TASK TO COMPLETE
Look below. Copy each line that has "this" in it.

SUPPLIED DATA
# # #
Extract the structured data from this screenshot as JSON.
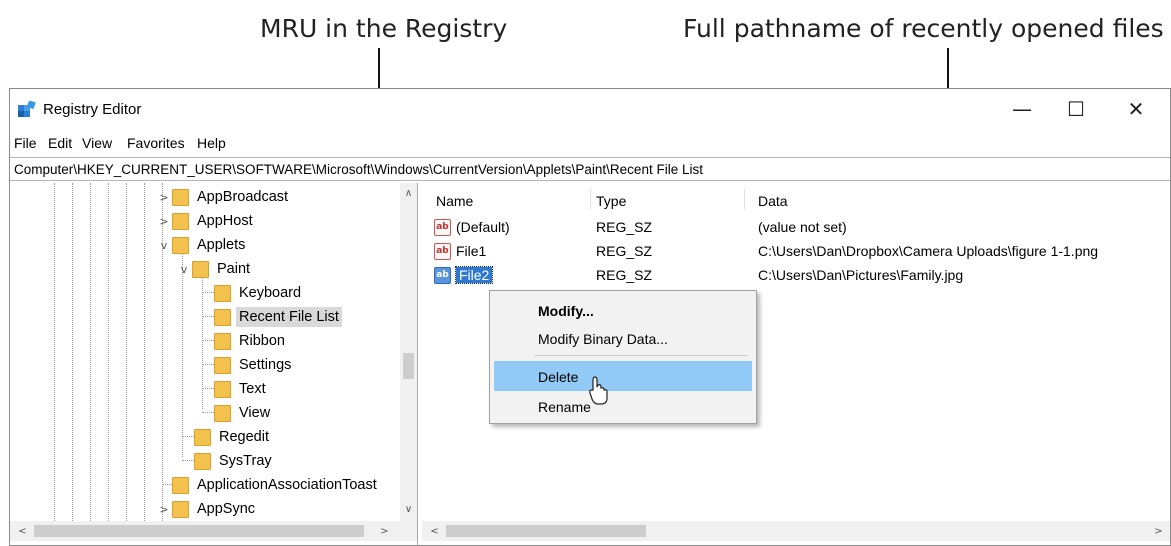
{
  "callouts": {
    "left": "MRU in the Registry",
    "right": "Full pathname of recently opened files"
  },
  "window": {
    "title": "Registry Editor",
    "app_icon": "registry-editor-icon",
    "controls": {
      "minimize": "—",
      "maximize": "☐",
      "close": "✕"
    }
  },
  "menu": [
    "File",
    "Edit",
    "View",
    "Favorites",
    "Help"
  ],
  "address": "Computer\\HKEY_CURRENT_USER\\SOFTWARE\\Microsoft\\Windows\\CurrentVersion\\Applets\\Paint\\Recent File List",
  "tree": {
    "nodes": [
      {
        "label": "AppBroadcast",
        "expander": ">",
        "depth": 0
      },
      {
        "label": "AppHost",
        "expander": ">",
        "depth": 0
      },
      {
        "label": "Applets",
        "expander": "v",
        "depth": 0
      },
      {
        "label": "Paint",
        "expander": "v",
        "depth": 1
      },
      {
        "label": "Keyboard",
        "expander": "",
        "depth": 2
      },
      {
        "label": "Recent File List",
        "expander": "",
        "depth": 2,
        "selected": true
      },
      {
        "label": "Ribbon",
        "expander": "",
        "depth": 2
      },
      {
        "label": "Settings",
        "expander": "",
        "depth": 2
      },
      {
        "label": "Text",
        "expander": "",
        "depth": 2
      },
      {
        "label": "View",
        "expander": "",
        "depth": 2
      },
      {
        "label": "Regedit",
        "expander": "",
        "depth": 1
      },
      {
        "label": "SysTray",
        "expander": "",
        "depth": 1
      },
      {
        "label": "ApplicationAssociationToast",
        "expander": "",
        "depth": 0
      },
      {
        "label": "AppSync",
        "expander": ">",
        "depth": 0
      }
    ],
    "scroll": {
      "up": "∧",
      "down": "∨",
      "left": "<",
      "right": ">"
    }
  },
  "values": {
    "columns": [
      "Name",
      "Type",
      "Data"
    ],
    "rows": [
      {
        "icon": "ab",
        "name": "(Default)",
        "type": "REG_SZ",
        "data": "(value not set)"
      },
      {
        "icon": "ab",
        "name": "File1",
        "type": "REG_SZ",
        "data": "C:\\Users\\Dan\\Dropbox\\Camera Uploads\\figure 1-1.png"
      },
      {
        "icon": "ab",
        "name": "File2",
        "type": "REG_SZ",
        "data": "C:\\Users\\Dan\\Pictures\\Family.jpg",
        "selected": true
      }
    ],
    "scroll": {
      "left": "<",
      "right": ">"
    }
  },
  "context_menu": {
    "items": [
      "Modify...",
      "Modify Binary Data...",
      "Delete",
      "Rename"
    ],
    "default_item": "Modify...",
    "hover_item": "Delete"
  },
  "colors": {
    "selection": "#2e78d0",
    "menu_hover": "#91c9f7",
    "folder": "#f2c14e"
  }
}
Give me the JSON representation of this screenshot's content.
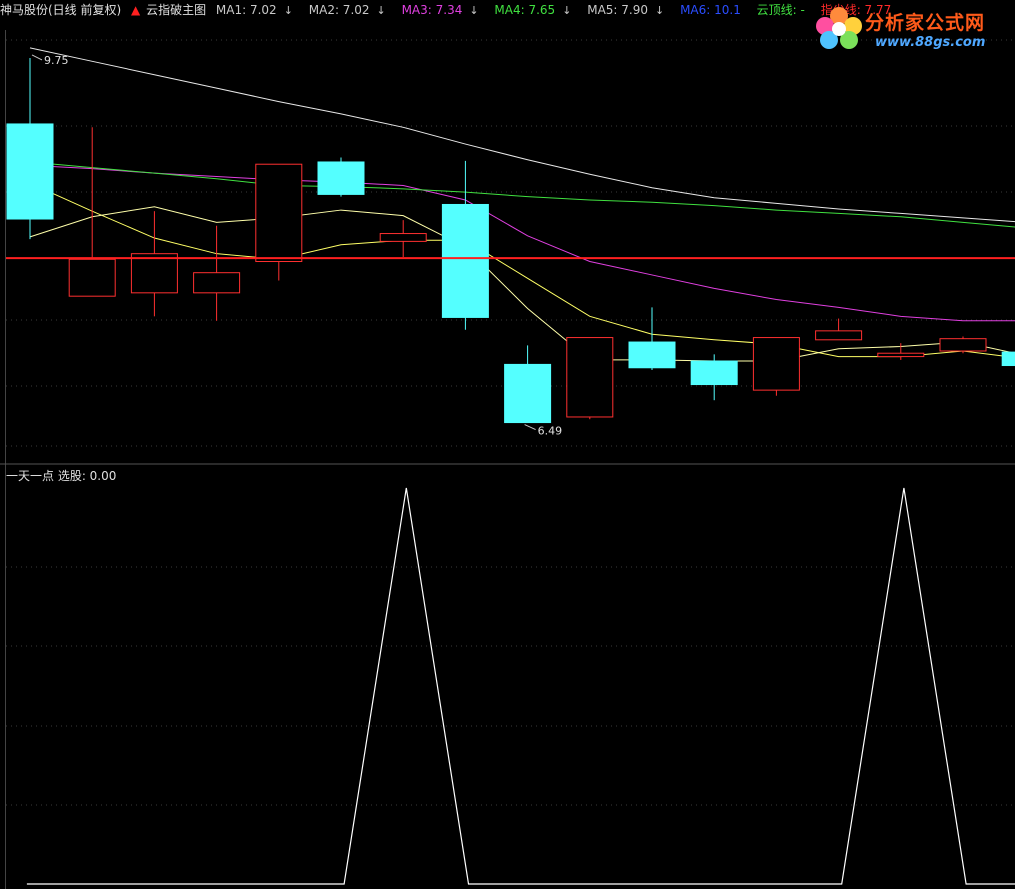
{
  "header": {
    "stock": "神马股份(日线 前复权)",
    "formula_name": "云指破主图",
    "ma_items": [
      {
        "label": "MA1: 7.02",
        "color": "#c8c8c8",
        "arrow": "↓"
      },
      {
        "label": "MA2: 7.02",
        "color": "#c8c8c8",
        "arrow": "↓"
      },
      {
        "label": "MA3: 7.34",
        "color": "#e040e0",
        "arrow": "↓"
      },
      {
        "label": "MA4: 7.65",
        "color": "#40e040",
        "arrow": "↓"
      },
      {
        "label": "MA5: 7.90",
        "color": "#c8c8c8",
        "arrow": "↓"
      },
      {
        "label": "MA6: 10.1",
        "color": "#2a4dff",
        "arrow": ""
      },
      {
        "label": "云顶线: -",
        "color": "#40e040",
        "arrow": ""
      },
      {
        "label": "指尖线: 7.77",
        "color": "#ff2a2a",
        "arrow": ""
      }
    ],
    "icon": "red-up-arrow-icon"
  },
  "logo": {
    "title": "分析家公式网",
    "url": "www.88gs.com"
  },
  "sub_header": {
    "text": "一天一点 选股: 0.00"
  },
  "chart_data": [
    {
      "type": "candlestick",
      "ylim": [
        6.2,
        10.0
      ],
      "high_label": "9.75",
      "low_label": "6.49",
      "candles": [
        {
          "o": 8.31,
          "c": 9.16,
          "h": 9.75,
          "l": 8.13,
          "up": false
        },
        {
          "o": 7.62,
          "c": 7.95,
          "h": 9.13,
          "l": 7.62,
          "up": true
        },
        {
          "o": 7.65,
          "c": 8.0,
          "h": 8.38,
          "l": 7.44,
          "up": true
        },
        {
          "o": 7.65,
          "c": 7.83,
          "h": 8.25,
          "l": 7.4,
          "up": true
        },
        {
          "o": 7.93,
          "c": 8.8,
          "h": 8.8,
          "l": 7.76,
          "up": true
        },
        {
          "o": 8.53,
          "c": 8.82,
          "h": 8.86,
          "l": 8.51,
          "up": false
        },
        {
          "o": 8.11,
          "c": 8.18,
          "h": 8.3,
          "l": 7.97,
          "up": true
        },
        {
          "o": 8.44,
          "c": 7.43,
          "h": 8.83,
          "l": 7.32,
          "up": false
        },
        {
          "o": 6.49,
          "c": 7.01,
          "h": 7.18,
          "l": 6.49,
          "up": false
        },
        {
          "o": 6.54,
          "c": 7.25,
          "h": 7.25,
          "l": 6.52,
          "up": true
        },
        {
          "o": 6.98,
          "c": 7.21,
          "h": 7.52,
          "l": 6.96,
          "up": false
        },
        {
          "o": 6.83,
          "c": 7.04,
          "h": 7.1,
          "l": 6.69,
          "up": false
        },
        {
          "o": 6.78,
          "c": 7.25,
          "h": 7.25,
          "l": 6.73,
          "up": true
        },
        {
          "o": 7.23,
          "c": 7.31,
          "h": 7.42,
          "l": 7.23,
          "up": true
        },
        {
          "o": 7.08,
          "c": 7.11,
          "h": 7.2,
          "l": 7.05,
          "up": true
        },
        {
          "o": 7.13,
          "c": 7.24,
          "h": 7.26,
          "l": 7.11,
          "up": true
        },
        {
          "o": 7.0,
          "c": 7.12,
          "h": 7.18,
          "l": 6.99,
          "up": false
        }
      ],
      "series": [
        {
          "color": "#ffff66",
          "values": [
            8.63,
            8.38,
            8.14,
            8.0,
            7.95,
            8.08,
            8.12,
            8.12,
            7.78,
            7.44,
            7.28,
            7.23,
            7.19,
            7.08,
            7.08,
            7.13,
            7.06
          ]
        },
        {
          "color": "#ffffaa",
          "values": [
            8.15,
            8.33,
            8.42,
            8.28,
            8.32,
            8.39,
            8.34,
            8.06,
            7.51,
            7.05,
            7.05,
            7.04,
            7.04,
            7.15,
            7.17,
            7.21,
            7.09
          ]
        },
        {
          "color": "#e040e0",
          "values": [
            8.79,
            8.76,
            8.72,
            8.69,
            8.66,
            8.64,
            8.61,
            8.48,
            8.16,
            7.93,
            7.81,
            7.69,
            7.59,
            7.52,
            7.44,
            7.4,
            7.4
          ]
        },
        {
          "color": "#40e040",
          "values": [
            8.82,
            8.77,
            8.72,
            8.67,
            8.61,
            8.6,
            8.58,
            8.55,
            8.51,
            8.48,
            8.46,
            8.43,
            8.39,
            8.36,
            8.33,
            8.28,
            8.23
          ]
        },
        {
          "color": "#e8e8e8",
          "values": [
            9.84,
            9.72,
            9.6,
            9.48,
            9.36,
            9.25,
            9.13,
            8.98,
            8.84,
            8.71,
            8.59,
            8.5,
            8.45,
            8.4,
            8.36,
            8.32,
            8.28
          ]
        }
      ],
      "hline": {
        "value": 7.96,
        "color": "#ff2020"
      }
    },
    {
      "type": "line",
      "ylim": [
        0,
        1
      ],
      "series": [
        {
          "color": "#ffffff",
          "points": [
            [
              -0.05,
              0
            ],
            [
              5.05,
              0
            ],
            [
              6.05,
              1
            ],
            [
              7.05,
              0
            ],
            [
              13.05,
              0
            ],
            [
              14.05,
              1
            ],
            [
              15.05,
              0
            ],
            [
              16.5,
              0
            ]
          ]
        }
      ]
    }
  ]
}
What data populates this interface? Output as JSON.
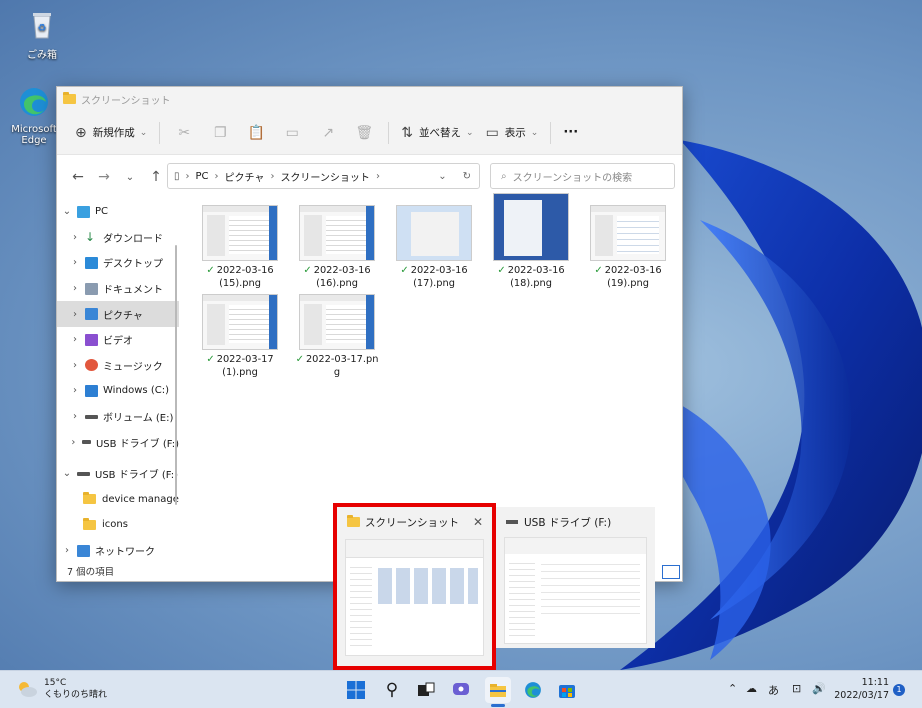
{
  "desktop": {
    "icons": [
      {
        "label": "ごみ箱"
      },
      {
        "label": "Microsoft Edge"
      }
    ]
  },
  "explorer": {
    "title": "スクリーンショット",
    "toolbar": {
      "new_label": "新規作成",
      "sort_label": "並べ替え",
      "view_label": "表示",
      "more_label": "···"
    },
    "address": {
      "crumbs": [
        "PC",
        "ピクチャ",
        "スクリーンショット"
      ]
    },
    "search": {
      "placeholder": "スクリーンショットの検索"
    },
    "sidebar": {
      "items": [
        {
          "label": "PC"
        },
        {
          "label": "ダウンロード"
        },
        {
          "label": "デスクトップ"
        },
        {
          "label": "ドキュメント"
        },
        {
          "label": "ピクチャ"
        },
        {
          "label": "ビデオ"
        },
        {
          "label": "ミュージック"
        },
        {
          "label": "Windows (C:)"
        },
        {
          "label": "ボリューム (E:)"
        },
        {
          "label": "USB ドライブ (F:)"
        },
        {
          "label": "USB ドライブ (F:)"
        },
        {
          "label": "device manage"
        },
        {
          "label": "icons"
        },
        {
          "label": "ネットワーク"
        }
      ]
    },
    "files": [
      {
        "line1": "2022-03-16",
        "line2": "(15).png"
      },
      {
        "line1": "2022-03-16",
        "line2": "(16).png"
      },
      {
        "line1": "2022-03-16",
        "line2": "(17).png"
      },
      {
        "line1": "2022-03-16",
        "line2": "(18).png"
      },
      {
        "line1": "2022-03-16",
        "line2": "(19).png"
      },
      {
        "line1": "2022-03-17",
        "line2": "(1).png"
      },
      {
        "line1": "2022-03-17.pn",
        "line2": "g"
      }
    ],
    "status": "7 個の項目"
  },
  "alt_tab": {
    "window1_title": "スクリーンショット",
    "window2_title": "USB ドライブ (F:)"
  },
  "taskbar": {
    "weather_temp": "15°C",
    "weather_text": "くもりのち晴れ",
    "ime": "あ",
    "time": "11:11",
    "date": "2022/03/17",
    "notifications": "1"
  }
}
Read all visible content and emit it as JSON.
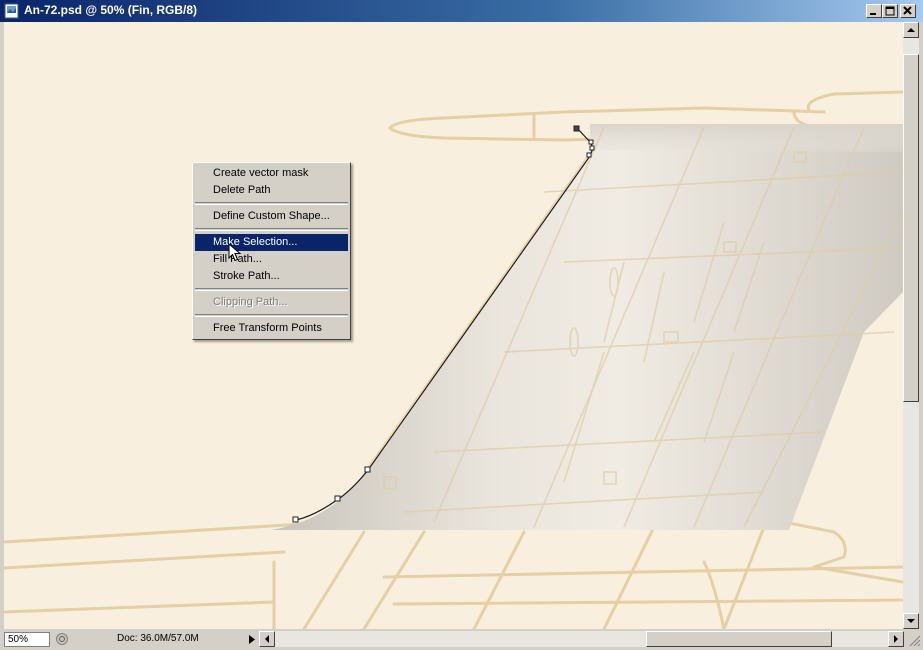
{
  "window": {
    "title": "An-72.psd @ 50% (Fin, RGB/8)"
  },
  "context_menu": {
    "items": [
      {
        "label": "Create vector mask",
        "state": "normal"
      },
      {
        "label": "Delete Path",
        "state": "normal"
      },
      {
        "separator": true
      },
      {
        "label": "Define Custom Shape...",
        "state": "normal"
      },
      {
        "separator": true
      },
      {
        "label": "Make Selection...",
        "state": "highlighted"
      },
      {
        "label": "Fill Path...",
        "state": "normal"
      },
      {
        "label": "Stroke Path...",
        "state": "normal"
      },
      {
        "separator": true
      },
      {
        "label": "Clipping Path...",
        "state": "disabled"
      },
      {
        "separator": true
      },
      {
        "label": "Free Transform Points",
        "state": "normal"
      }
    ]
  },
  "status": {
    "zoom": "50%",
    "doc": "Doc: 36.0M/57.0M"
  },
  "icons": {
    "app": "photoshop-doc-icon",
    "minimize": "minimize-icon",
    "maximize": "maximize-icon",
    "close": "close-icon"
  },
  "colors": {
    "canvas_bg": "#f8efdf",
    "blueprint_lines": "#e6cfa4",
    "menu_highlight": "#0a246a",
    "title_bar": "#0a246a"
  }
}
# # #
SOLVED PROBLEM
Extract the structured data from this screenshot as JSON.
Give me the JSON representation of this screenshot's content.
What data populates this interface? Output as JSON.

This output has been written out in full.